> TASK TO COMPLETE
In the listing below, locate the lines that hold "оборудования" and copy them.
========================
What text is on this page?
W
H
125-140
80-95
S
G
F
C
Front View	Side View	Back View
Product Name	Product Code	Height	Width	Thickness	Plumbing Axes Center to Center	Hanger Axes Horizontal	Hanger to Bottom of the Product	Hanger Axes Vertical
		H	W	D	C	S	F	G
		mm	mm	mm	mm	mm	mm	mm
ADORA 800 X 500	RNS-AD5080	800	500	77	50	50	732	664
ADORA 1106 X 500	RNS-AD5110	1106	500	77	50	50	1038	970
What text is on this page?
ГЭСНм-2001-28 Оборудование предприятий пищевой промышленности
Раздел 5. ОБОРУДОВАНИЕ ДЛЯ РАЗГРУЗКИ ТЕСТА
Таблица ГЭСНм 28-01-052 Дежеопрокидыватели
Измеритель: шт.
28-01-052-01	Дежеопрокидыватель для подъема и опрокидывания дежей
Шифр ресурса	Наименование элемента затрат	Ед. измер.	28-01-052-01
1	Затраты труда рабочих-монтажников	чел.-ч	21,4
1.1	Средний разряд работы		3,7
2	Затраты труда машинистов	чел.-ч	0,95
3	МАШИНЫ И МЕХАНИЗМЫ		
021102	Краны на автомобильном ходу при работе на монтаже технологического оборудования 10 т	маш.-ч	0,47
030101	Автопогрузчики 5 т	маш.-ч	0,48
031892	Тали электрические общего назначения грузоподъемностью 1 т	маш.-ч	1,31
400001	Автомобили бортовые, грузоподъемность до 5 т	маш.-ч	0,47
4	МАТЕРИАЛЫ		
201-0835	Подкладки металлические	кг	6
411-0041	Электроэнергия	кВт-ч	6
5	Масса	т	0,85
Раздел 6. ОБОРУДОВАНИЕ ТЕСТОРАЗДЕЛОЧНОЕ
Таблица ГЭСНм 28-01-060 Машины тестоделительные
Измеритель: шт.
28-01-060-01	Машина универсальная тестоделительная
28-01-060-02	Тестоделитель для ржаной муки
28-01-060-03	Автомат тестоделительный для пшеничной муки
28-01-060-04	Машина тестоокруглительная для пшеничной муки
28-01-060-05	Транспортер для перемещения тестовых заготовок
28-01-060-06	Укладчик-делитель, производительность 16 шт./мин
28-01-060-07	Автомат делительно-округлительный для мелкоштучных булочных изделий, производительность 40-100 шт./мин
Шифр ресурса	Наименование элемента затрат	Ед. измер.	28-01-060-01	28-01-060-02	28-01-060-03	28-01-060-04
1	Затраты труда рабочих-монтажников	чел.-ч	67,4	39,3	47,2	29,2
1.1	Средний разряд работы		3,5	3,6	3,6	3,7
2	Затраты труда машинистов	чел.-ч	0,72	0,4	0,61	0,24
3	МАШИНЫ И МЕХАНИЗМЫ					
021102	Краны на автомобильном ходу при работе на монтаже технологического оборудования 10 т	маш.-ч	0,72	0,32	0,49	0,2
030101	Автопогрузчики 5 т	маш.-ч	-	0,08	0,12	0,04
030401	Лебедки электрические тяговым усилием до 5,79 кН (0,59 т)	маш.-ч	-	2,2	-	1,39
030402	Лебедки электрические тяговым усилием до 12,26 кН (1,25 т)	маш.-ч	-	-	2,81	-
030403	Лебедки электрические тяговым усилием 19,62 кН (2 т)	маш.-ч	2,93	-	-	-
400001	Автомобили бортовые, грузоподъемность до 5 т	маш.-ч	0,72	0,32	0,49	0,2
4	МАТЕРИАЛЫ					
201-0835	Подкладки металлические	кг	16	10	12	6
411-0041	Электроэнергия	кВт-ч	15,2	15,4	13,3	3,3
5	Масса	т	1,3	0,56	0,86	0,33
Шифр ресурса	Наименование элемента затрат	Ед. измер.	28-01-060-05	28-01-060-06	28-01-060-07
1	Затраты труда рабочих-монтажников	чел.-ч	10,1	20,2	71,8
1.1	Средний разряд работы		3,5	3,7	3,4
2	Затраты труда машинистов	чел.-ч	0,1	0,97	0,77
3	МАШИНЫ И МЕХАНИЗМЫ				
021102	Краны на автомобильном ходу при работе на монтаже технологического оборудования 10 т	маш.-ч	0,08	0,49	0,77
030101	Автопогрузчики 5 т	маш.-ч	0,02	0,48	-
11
========================
> FINAL RESULT
021102	Краны на автомобильном ходу при работе на монтаже технологического оборудования 10 т	маш.-ч	0,47
021102	Краны на автомобильном ходу при работе на монтаже технологического оборудования 10 т	маш.-ч	0,72	0,32	0,49	0,2
021102	Краны на автомобильном ходу при работе на монтаже технологического оборудования 10 т	маш.-ч	0,08	0,49	0,77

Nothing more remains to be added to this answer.